══ Stored data

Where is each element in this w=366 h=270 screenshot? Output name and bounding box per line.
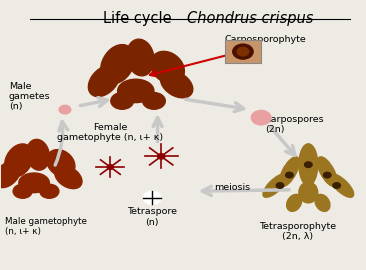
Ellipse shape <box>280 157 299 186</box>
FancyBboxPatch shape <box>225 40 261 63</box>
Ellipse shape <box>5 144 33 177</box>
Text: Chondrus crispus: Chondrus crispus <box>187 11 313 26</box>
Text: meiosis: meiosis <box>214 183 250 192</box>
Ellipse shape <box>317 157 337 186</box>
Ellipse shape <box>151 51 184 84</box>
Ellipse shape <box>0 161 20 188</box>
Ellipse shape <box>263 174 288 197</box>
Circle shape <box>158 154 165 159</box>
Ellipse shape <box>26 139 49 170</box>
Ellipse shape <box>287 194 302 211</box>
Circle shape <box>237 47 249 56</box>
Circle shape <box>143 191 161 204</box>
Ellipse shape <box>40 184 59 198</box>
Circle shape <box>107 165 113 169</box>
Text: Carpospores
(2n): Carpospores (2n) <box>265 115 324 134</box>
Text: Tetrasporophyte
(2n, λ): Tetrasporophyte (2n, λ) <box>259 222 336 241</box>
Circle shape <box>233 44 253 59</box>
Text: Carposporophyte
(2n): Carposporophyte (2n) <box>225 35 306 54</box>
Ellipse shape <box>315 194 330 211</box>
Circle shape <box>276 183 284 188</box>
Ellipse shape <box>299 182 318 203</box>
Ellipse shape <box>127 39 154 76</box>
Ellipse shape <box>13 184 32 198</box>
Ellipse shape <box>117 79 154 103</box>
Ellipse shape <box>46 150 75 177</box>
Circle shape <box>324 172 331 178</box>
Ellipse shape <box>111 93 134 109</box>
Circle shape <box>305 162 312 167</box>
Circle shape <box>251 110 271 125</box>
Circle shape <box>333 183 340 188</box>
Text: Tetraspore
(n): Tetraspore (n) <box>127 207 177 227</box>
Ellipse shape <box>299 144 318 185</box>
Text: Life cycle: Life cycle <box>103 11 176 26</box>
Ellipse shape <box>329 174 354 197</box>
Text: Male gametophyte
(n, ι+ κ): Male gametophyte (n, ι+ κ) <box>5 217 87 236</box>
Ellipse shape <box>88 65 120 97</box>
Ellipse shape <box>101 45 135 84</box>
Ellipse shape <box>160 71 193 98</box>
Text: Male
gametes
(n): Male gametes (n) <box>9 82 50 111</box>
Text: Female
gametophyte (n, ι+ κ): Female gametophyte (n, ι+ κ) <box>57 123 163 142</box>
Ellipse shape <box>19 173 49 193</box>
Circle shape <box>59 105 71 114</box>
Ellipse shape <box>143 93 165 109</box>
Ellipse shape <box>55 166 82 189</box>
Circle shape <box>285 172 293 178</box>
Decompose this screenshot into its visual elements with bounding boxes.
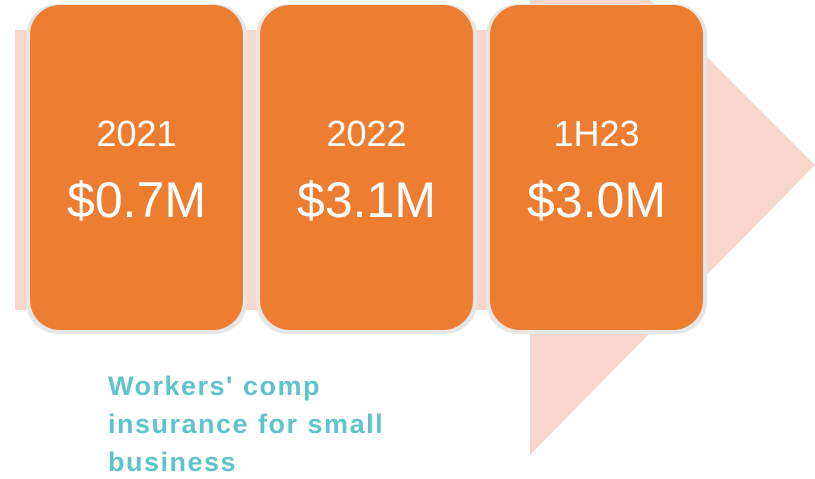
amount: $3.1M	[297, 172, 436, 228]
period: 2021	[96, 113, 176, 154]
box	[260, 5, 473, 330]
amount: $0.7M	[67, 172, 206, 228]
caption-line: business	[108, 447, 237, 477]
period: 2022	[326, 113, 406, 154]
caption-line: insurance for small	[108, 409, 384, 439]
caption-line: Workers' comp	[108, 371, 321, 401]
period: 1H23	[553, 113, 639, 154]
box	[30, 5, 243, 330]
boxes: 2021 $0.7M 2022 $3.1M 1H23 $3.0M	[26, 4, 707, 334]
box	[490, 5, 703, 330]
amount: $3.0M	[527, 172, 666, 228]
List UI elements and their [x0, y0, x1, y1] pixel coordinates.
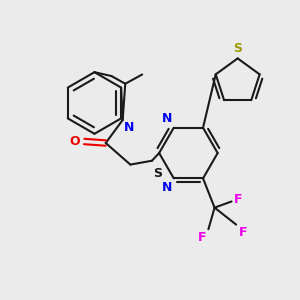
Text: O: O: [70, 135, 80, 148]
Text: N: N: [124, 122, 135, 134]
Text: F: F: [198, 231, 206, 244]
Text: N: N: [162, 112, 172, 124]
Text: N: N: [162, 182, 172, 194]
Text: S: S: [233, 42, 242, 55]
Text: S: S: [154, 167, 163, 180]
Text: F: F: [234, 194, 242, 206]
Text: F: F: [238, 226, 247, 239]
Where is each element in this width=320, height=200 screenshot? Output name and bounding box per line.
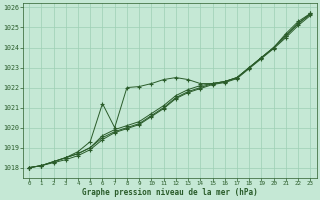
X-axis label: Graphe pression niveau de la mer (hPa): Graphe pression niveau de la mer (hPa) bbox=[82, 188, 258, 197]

════

◆ Work instructions: Rewrite the lines of the material starting at the line containing "Ellipse shape <box>280 157 299 186</box>" and ending at the line containing "Ellipse shape <box>151 51 184 84</box>", replacing "Ellipse" with "Oval" and leaving everything else unchanged.

◆ Response to this task:
Oval shape <box>280 157 299 186</box>
FancyBboxPatch shape <box>225 40 261 63</box>
Oval shape <box>5 144 33 177</box>
Text: Chondrus crispus: Chondrus crispus <box>187 11 313 26</box>
Text: meiosis: meiosis <box>214 183 250 192</box>
Oval shape <box>317 157 337 186</box>
Oval shape <box>151 51 184 84</box>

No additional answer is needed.